• [What the exercise asks]: Within the material below, find each line bearing the word "allele" and present it.

• [Material for this exercise]:
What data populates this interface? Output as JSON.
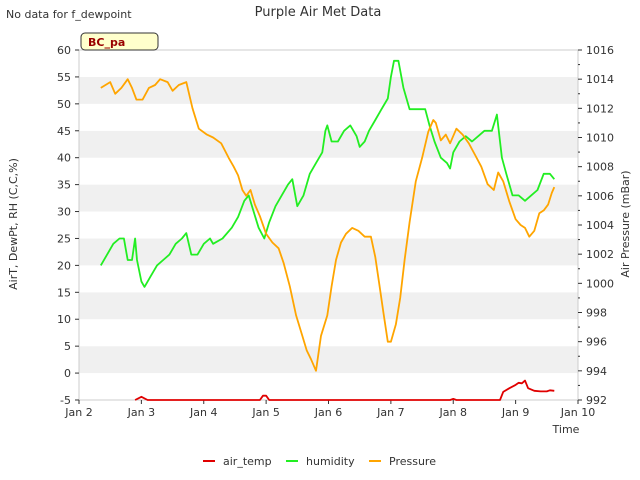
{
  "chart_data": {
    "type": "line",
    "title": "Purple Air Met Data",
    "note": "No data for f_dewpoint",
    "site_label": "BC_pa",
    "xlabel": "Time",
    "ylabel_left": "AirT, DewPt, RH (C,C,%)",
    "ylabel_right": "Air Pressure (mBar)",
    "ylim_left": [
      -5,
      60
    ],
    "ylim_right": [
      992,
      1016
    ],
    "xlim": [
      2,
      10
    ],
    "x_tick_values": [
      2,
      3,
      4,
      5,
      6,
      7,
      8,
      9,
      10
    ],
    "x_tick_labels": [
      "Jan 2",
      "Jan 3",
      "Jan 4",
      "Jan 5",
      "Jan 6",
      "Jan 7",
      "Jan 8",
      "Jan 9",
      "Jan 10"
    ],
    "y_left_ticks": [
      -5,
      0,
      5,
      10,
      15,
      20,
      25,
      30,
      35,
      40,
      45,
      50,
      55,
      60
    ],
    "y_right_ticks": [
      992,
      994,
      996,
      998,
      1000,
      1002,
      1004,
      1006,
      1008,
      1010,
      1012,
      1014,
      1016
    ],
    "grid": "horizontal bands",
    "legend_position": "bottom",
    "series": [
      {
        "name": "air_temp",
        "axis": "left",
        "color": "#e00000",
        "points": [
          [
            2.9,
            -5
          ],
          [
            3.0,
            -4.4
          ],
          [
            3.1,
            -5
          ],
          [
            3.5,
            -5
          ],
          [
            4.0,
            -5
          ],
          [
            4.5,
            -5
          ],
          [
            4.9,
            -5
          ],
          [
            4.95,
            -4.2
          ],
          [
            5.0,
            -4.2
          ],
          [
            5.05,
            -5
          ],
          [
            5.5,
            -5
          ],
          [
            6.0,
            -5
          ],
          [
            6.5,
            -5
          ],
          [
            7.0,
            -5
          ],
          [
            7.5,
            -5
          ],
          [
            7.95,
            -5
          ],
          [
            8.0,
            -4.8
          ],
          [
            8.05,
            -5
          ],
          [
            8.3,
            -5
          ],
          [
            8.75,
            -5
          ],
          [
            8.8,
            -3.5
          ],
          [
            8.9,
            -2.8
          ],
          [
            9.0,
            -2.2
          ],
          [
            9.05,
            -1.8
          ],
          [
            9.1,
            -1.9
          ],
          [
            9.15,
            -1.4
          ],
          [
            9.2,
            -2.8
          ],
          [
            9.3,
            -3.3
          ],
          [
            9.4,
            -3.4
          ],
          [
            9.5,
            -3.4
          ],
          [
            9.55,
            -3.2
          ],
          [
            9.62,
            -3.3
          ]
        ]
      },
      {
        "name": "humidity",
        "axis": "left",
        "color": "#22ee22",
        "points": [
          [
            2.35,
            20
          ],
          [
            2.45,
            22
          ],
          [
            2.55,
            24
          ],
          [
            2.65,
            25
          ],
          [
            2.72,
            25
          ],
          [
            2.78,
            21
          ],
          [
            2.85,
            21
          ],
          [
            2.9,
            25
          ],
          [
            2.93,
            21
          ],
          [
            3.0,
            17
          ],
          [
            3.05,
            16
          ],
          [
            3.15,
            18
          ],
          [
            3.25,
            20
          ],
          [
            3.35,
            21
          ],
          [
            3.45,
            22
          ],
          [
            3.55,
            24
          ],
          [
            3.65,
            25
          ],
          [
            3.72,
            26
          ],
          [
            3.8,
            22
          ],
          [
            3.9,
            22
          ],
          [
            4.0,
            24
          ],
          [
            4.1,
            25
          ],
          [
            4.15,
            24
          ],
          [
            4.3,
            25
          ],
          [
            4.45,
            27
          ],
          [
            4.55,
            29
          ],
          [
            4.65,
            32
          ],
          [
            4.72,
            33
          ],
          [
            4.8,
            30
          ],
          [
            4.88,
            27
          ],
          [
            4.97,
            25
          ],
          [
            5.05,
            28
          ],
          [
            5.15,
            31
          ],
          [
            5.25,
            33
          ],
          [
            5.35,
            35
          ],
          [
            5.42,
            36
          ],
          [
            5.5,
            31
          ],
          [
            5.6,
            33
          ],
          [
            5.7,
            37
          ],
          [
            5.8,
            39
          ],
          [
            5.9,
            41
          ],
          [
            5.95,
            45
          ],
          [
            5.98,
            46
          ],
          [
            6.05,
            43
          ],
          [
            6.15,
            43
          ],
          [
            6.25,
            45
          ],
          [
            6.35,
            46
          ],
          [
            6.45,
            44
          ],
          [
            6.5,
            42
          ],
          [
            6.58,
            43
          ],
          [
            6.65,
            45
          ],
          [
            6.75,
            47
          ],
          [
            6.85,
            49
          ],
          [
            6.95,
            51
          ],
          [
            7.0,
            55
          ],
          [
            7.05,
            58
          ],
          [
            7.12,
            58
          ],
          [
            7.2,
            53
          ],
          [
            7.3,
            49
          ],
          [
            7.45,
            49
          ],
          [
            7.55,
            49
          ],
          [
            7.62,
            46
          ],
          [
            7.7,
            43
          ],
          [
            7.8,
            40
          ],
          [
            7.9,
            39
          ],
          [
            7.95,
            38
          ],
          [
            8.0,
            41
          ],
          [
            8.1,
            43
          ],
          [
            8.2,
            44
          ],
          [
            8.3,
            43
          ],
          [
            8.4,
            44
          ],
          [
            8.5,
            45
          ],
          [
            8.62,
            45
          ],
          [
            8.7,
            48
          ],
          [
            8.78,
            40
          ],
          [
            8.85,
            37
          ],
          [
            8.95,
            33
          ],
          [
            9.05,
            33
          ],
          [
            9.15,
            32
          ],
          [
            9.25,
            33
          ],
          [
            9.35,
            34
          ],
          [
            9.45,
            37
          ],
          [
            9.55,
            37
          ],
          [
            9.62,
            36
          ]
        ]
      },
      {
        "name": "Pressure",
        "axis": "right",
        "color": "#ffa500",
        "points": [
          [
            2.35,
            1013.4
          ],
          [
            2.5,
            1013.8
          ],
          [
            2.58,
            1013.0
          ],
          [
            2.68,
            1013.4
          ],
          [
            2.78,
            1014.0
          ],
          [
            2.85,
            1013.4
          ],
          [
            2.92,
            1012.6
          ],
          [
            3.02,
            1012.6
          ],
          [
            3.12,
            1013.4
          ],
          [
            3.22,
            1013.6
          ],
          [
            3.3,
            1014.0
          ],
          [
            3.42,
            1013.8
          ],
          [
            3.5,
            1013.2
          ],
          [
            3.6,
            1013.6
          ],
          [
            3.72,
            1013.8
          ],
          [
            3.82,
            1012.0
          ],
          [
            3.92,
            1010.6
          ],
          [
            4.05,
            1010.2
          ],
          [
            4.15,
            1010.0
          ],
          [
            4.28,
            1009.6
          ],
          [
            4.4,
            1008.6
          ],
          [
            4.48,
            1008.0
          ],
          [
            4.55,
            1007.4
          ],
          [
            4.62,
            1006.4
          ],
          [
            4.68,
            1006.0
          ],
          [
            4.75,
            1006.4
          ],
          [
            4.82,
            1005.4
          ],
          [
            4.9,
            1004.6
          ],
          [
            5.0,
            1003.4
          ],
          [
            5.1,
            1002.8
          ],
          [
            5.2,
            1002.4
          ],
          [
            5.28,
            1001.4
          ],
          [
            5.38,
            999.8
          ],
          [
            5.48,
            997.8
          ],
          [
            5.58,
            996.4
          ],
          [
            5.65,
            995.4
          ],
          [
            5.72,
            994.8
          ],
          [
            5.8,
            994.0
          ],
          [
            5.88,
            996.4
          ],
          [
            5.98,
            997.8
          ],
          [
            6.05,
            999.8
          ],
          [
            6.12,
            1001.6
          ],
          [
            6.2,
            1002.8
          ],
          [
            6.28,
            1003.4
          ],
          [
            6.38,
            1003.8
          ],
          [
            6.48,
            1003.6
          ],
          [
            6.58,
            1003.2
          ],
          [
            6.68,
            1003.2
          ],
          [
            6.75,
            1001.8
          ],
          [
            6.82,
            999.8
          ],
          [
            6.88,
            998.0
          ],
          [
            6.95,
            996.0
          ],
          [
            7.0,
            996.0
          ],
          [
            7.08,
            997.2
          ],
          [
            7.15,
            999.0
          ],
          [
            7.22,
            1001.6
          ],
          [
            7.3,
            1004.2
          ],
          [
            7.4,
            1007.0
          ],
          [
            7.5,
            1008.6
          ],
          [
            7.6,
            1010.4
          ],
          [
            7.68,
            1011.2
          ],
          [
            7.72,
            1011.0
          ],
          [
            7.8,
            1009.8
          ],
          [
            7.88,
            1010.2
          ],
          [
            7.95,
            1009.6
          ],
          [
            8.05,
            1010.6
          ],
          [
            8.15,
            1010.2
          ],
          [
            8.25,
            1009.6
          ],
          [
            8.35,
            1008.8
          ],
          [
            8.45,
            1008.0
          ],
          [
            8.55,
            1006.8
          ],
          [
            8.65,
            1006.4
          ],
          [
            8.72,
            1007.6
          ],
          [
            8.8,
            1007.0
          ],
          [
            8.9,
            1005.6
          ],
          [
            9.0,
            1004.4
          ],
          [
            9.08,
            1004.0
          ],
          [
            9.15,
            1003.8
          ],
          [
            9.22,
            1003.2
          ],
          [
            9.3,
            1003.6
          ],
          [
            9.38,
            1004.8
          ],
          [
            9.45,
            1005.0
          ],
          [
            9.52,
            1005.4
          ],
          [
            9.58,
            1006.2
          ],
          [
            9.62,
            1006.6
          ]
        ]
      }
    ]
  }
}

--

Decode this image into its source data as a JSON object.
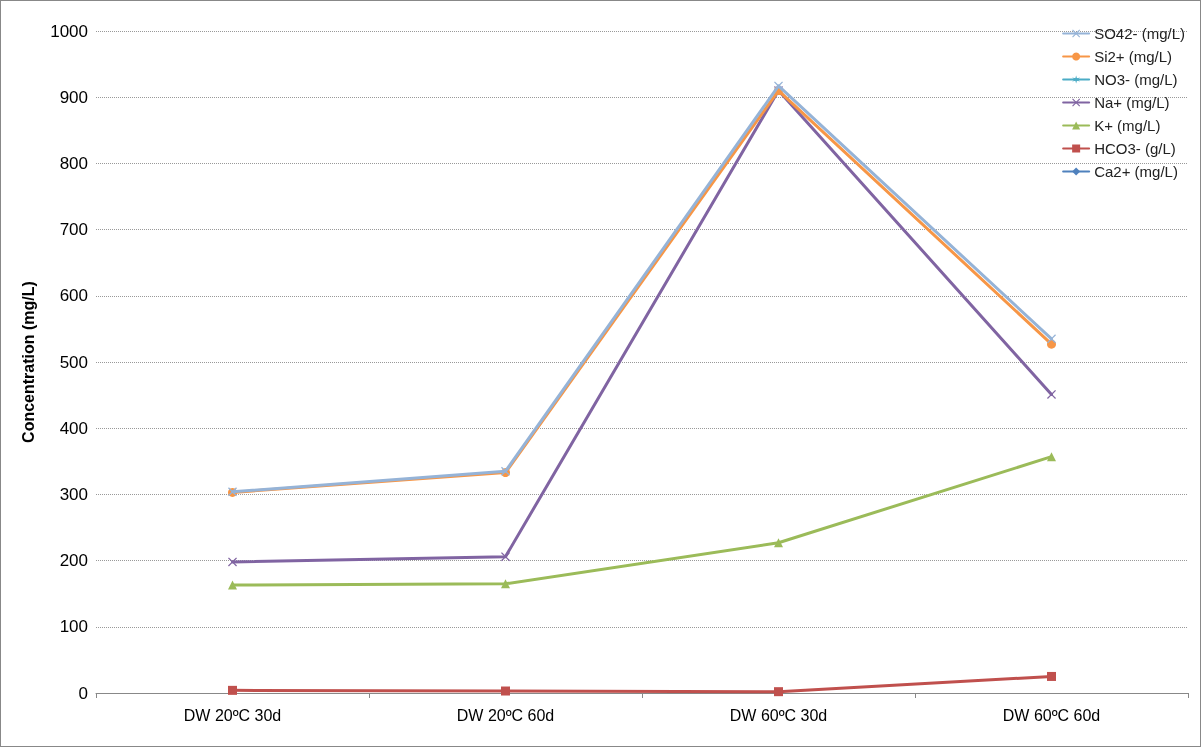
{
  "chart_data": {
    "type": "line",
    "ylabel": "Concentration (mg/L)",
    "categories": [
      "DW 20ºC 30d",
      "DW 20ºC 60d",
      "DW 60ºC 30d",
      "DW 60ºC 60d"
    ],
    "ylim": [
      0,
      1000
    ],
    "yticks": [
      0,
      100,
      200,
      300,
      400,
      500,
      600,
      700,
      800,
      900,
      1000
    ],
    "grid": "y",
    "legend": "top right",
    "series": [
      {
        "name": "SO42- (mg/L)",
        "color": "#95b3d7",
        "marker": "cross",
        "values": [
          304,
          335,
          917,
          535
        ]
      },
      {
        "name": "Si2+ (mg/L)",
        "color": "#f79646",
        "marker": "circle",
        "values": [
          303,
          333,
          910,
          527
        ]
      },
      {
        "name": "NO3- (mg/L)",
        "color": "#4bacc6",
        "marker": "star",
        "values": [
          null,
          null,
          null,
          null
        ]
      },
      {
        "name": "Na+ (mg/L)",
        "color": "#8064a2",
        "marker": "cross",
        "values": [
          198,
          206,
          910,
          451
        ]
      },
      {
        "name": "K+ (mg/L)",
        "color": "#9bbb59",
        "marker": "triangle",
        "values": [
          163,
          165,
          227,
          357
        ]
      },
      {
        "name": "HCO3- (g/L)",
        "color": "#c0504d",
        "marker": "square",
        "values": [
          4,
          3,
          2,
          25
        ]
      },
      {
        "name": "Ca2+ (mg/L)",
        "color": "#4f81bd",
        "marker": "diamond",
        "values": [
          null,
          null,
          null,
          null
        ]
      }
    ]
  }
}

* * *

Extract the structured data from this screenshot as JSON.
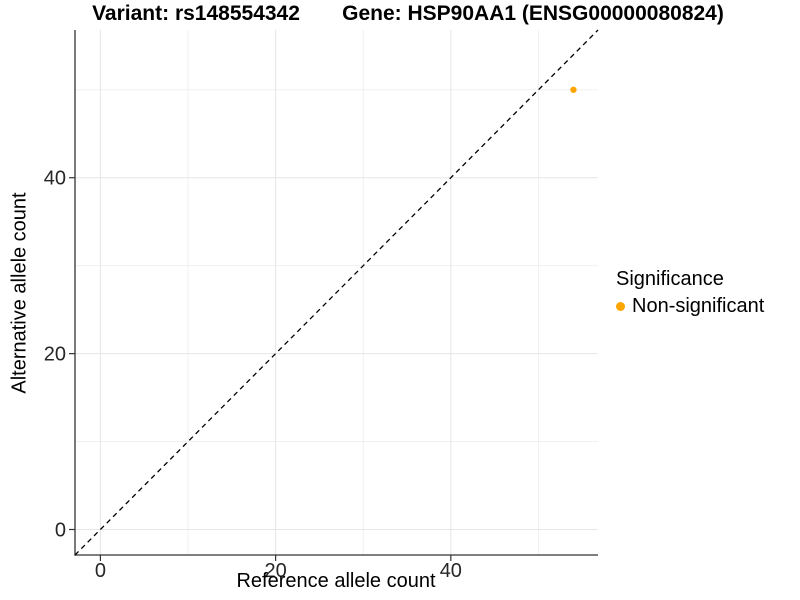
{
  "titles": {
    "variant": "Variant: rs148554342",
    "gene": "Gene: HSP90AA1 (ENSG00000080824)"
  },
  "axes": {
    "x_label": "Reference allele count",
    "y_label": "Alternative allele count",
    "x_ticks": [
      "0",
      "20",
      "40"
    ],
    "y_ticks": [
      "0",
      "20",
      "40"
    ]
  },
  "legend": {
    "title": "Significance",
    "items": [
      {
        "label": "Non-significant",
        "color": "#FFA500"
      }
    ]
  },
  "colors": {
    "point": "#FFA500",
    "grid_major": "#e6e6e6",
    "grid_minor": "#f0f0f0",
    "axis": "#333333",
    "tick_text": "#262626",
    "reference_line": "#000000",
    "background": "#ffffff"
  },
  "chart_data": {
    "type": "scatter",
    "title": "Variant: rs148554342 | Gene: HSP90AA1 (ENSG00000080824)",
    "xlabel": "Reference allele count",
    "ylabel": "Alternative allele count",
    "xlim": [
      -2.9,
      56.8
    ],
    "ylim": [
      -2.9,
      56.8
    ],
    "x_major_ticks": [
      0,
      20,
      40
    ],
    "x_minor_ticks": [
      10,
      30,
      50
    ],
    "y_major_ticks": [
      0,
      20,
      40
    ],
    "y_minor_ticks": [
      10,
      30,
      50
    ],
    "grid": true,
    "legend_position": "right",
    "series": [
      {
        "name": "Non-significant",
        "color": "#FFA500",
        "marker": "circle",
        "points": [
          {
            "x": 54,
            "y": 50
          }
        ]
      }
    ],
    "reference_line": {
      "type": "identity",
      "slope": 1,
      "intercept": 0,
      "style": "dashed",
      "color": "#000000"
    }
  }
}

• [Answer]:
    "x_label": "Reference allele count",
    "y_label": "Alternative allele count",
    "xlabel": "Reference allele count",
    "ylabel": "Alternative allele count",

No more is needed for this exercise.